* begin Data shown *
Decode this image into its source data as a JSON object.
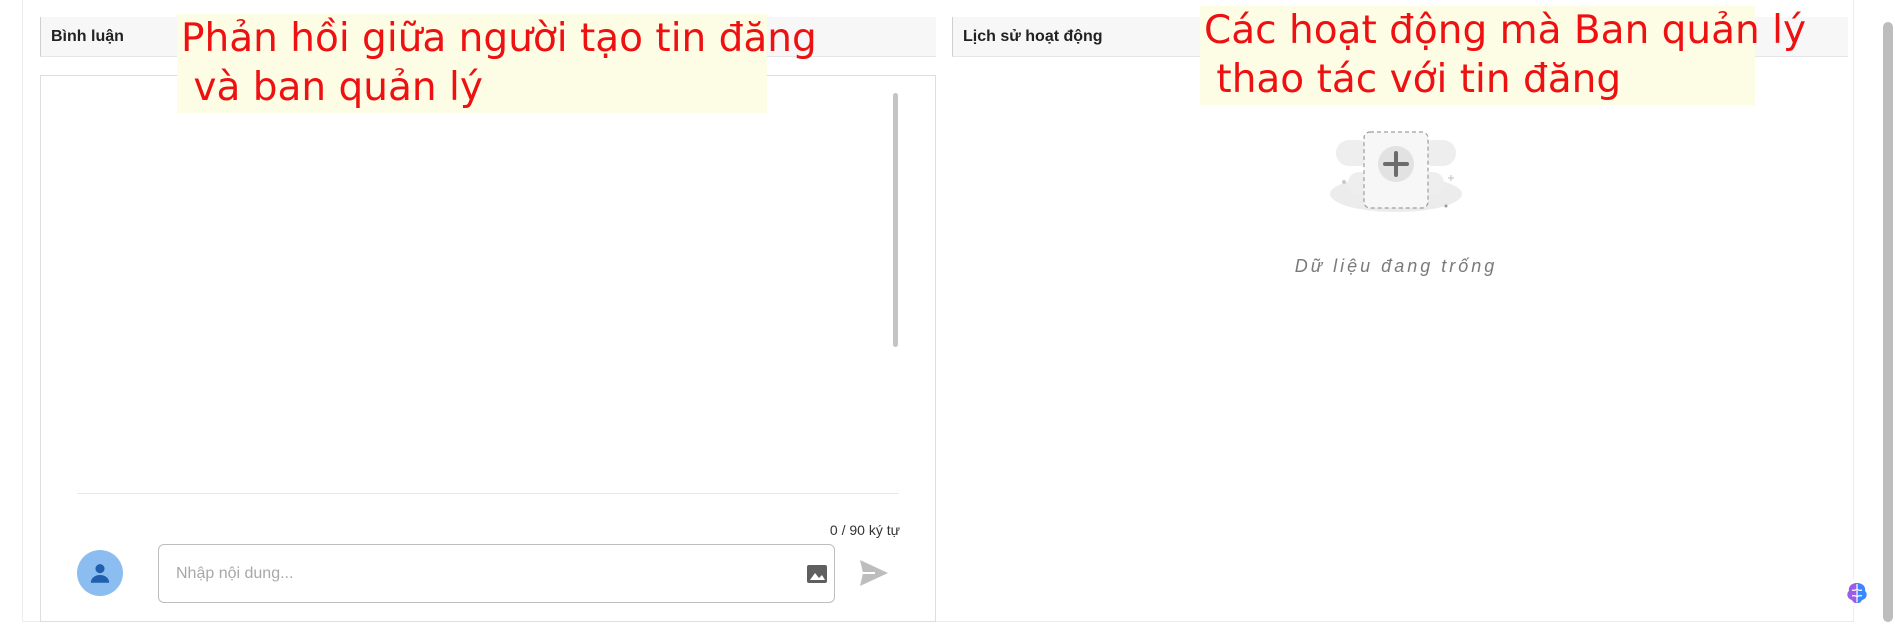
{
  "comments": {
    "header": "Bình luận",
    "char_count": "0 / 90 ký tự",
    "input_placeholder": "Nhập nội dung...",
    "input_value": ""
  },
  "history": {
    "header": "Lịch sử hoạt động",
    "empty_text": "Dữ liệu đang trống"
  },
  "annotations": {
    "left": "Phản hồi giữa người tạo tin đăng\n và ban quản lý",
    "right": "Các hoạt động mà Ban quản lý\n thao tác với tin đăng"
  },
  "colors": {
    "annotation_text": "#ee1111",
    "annotation_bg": "#fdfde6",
    "avatar_bg": "#8cbdf0"
  },
  "icons": [
    "user-icon",
    "image-icon",
    "send-icon",
    "empty-box-icon",
    "plus-icon",
    "ai-brain-icon"
  ]
}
* end Data shown *
Required task => Reproduce all of the material exactly, apart from the pictures.

Result for this exercise =>
Decode this image into its source data as a JSON object.
{
  "comments": {
    "header": "Bình luận",
    "char_count": "0 / 90 ký tự",
    "input_placeholder": "Nhập nội dung...",
    "input_value": ""
  },
  "history": {
    "header": "Lịch sử hoạt động",
    "empty_text": "Dữ liệu đang trống"
  },
  "annotations": {
    "left": "Phản hồi giữa người tạo tin đăng\n và ban quản lý",
    "right": "Các hoạt động mà Ban quản lý\n thao tác với tin đăng"
  },
  "colors": {
    "annotation_text": "#ee1111",
    "annotation_bg": "#fdfde6",
    "avatar_bg": "#8cbdf0"
  },
  "icons": [
    "user-icon",
    "image-icon",
    "send-icon",
    "empty-box-icon",
    "plus-icon",
    "ai-brain-icon"
  ]
}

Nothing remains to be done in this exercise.